EXERCISE:
Where the records appear below, transcribe them exactly, leaving none out.

(Beginning of MATERIAL SHOWN)

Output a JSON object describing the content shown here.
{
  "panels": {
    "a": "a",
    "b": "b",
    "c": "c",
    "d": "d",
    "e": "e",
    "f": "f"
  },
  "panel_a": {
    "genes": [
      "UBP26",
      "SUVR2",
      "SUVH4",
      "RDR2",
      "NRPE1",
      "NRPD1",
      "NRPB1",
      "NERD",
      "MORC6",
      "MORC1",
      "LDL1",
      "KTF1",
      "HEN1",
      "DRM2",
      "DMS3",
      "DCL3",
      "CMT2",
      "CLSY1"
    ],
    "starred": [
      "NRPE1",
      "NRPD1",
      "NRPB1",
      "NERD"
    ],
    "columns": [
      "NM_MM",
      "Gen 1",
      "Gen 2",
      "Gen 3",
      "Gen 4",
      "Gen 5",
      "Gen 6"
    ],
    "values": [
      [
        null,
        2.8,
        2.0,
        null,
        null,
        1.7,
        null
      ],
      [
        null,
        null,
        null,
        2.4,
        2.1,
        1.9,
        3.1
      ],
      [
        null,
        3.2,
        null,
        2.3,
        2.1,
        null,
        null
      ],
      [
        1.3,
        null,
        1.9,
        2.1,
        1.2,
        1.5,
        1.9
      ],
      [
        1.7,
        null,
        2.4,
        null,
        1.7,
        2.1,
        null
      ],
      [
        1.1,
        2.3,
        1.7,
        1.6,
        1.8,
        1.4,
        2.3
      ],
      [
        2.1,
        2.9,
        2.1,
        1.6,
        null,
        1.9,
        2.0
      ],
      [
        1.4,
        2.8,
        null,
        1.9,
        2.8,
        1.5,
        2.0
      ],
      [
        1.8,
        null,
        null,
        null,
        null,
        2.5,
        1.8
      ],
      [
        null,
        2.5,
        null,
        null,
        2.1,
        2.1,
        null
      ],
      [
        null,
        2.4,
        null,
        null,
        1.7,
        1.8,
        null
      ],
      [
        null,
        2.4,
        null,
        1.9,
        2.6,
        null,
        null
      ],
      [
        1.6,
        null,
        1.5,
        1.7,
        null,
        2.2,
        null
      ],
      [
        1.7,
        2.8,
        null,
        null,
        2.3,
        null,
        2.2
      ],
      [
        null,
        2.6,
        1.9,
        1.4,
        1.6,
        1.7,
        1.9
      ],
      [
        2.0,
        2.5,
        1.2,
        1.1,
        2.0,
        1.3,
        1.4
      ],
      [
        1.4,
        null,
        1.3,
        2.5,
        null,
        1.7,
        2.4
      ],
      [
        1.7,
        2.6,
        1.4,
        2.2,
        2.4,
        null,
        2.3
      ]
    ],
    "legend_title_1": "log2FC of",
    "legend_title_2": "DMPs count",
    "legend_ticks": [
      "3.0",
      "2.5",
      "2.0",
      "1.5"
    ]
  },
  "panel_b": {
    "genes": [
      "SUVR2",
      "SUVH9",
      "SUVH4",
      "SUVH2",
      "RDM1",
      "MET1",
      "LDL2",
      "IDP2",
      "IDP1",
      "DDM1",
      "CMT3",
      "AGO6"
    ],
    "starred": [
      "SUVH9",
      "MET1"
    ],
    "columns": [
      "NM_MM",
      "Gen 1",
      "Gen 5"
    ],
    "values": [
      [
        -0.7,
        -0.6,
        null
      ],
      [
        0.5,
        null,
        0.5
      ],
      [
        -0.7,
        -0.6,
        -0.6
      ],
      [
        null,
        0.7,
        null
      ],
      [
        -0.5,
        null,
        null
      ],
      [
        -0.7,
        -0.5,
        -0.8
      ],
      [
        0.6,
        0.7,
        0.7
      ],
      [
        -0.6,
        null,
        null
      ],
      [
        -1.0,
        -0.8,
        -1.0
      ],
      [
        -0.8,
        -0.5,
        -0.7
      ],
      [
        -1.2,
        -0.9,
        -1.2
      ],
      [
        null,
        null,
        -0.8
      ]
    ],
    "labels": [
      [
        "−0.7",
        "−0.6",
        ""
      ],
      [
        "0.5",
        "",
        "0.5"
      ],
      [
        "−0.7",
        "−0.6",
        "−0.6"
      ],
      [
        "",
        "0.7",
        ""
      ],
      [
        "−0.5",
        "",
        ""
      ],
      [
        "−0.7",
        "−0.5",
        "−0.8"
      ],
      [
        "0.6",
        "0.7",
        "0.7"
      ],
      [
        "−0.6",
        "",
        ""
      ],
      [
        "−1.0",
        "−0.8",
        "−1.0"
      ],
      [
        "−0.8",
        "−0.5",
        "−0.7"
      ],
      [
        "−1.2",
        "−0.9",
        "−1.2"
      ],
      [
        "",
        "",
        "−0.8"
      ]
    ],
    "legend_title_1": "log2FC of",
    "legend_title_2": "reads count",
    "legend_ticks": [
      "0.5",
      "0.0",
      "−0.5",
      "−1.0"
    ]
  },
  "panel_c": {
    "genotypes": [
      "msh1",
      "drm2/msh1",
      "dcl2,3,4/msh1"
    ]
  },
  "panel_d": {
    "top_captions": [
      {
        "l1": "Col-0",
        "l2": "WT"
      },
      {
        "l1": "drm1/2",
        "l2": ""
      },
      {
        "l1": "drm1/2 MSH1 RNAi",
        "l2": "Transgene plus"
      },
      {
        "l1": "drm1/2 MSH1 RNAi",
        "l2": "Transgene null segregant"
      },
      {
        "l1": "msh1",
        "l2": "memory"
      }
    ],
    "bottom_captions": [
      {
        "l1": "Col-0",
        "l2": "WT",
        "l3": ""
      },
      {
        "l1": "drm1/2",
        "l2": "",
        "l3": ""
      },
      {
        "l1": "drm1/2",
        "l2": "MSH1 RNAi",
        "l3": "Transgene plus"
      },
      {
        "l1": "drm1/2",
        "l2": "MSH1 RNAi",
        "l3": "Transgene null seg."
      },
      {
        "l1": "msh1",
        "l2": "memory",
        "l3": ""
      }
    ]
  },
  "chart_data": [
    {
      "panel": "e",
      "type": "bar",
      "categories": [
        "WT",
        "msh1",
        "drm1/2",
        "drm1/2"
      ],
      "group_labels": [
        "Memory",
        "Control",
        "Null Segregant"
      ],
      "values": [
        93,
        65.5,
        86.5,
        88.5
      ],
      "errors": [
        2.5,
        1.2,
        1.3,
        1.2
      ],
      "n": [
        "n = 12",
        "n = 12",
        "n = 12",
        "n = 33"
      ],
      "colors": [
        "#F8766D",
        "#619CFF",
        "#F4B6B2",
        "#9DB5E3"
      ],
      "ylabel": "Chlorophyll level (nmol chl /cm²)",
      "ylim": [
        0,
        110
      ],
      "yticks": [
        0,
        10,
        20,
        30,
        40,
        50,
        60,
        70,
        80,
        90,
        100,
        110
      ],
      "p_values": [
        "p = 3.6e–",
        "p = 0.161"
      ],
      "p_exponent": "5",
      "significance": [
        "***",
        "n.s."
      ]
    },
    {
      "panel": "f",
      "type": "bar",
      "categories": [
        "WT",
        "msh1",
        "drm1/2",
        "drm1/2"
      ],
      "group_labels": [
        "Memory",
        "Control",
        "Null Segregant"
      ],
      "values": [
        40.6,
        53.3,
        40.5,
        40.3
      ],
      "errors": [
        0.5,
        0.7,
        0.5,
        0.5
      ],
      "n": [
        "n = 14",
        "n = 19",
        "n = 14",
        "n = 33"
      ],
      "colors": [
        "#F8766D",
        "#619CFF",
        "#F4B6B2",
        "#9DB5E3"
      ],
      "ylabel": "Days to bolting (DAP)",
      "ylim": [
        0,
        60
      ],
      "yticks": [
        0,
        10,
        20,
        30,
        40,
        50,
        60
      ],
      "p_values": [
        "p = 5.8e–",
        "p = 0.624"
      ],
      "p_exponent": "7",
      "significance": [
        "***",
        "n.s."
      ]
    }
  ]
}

(End of MATERIAL SHOWN)

EXERCISE ANSWER:
Output a JSON object describing the content shown here.
{
  "panels": {
    "a": "a",
    "b": "b",
    "c": "c",
    "d": "d",
    "e": "e",
    "f": "f"
  },
  "panel_a": {
    "genes": [
      "UBP26",
      "SUVR2",
      "SUVH4",
      "RDR2",
      "NRPE1",
      "NRPD1",
      "NRPB1",
      "NERD",
      "MORC6",
      "MORC1",
      "LDL1",
      "KTF1",
      "HEN1",
      "DRM2",
      "DMS3",
      "DCL3",
      "CMT2",
      "CLSY1"
    ],
    "starred": [
      "NRPE1",
      "NRPD1",
      "NRPB1",
      "NERD"
    ],
    "columns": [
      "NM_MM",
      "Gen 1",
      "Gen 2",
      "Gen 3",
      "Gen 4",
      "Gen 5",
      "Gen 6"
    ],
    "values": [
      [
        null,
        2.8,
        2.0,
        null,
        null,
        1.7,
        null
      ],
      [
        null,
        null,
        null,
        2.4,
        2.1,
        1.9,
        3.1
      ],
      [
        null,
        3.2,
        null,
        2.3,
        2.1,
        null,
        null
      ],
      [
        1.3,
        null,
        1.9,
        2.1,
        1.2,
        1.5,
        1.9
      ],
      [
        1.7,
        null,
        2.4,
        null,
        1.7,
        2.1,
        null
      ],
      [
        1.1,
        2.3,
        1.7,
        1.6,
        1.8,
        1.4,
        2.3
      ],
      [
        2.1,
        2.9,
        2.1,
        1.6,
        null,
        1.9,
        2.0
      ],
      [
        1.4,
        2.8,
        null,
        1.9,
        2.8,
        1.5,
        2.0
      ],
      [
        1.8,
        null,
        null,
        null,
        null,
        2.5,
        1.8
      ],
      [
        null,
        2.5,
        null,
        null,
        2.1,
        2.1,
        null
      ],
      [
        null,
        2.4,
        null,
        null,
        1.7,
        1.8,
        null
      ],
      [
        null,
        2.4,
        null,
        1.9,
        2.6,
        null,
        null
      ],
      [
        1.6,
        null,
        1.5,
        1.7,
        null,
        2.2,
        null
      ],
      [
        1.7,
        2.8,
        null,
        null,
        2.3,
        null,
        2.2
      ],
      [
        null,
        2.6,
        1.9,
        1.4,
        1.6,
        1.7,
        1.9
      ],
      [
        2.0,
        2.5,
        1.2,
        1.1,
        2.0,
        1.3,
        1.4
      ],
      [
        1.4,
        null,
        1.3,
        2.5,
        null,
        1.7,
        2.4
      ],
      [
        1.7,
        2.6,
        1.4,
        2.2,
        2.4,
        null,
        2.3
      ]
    ],
    "legend_title_1": "log2FC of",
    "legend_title_2": "DMPs count",
    "legend_ticks": [
      "3.0",
      "2.5",
      "2.0",
      "1.5"
    ]
  },
  "panel_b": {
    "genes": [
      "SUVR2",
      "SUVH9",
      "SUVH4",
      "SUVH2",
      "RDM1",
      "MET1",
      "LDL2",
      "IDP2",
      "IDP1",
      "DDM1",
      "CMT3",
      "AGO6"
    ],
    "starred": [
      "SUVH9",
      "MET1"
    ],
    "columns": [
      "NM_MM",
      "Gen 1",
      "Gen 5"
    ],
    "values": [
      [
        -0.7,
        -0.6,
        null
      ],
      [
        0.5,
        null,
        0.5
      ],
      [
        -0.7,
        -0.6,
        -0.6
      ],
      [
        null,
        0.7,
        null
      ],
      [
        -0.5,
        null,
        null
      ],
      [
        -0.7,
        -0.5,
        -0.8
      ],
      [
        0.6,
        0.7,
        0.7
      ],
      [
        -0.6,
        null,
        null
      ],
      [
        -1.0,
        -0.8,
        -1.0
      ],
      [
        -0.8,
        -0.5,
        -0.7
      ],
      [
        -1.2,
        -0.9,
        -1.2
      ],
      [
        null,
        null,
        -0.8
      ]
    ],
    "labels": [
      [
        "−0.7",
        "−0.6",
        ""
      ],
      [
        "0.5",
        "",
        "0.5"
      ],
      [
        "−0.7",
        "−0.6",
        "−0.6"
      ],
      [
        "",
        "0.7",
        ""
      ],
      [
        "−0.5",
        "",
        ""
      ],
      [
        "−0.7",
        "−0.5",
        "−0.8"
      ],
      [
        "0.6",
        "0.7",
        "0.7"
      ],
      [
        "−0.6",
        "",
        ""
      ],
      [
        "−1.0",
        "−0.8",
        "−1.0"
      ],
      [
        "−0.8",
        "−0.5",
        "−0.7"
      ],
      [
        "−1.2",
        "−0.9",
        "−1.2"
      ],
      [
        "",
        "",
        "−0.8"
      ]
    ],
    "legend_title_1": "log2FC of",
    "legend_title_2": "reads count",
    "legend_ticks": [
      "0.5",
      "0.0",
      "−0.5",
      "−1.0"
    ]
  },
  "panel_c": {
    "genotypes": [
      "msh1",
      "drm2/msh1",
      "dcl2,3,4/msh1"
    ]
  },
  "panel_d": {
    "top_captions": [
      {
        "l1": "Col-0",
        "l2": "WT"
      },
      {
        "l1": "drm1/2",
        "l2": ""
      },
      {
        "l1": "drm1/2 MSH1 RNAi",
        "l2": "Transgene plus"
      },
      {
        "l1": "drm1/2 MSH1 RNAi",
        "l2": "Transgene null segregant"
      },
      {
        "l1": "msh1",
        "l2": "memory"
      }
    ],
    "bottom_captions": [
      {
        "l1": "Col-0",
        "l2": "WT",
        "l3": ""
      },
      {
        "l1": "drm1/2",
        "l2": "",
        "l3": ""
      },
      {
        "l1": "drm1/2",
        "l2": "MSH1 RNAi",
        "l3": "Transgene plus"
      },
      {
        "l1": "drm1/2",
        "l2": "MSH1 RNAi",
        "l3": "Transgene null seg."
      },
      {
        "l1": "msh1",
        "l2": "memory",
        "l3": ""
      }
    ]
  },
  "chart_data": [
    {
      "panel": "e",
      "type": "bar",
      "categories": [
        "WT",
        "msh1",
        "drm1/2",
        "drm1/2"
      ],
      "group_labels": [
        "Memory",
        "Control",
        "Null Segregant"
      ],
      "values": [
        93,
        65.5,
        86.5,
        88.5
      ],
      "errors": [
        2.5,
        1.2,
        1.3,
        1.2
      ],
      "n": [
        "n = 12",
        "n = 12",
        "n = 12",
        "n = 33"
      ],
      "colors": [
        "#F8766D",
        "#619CFF",
        "#F4B6B2",
        "#9DB5E3"
      ],
      "ylabel": "Chlorophyll level (nmol chl /cm²)",
      "ylim": [
        0,
        110
      ],
      "yticks": [
        0,
        10,
        20,
        30,
        40,
        50,
        60,
        70,
        80,
        90,
        100,
        110
      ],
      "p_values": [
        "p = 3.6e–",
        "p = 0.161"
      ],
      "p_exponent": "5",
      "significance": [
        "***",
        "n.s."
      ]
    },
    {
      "panel": "f",
      "type": "bar",
      "categories": [
        "WT",
        "msh1",
        "drm1/2",
        "drm1/2"
      ],
      "group_labels": [
        "Memory",
        "Control",
        "Null Segregant"
      ],
      "values": [
        40.6,
        53.3,
        40.5,
        40.3
      ],
      "errors": [
        0.5,
        0.7,
        0.5,
        0.5
      ],
      "n": [
        "n = 14",
        "n = 19",
        "n = 14",
        "n = 33"
      ],
      "colors": [
        "#F8766D",
        "#619CFF",
        "#F4B6B2",
        "#9DB5E3"
      ],
      "ylabel": "Days to bolting (DAP)",
      "ylim": [
        0,
        60
      ],
      "yticks": [
        0,
        10,
        20,
        30,
        40,
        50,
        60
      ],
      "p_values": [
        "p = 5.8e–",
        "p = 0.624"
      ],
      "p_exponent": "7",
      "significance": [
        "***",
        "n.s."
      ]
    }
  ]
}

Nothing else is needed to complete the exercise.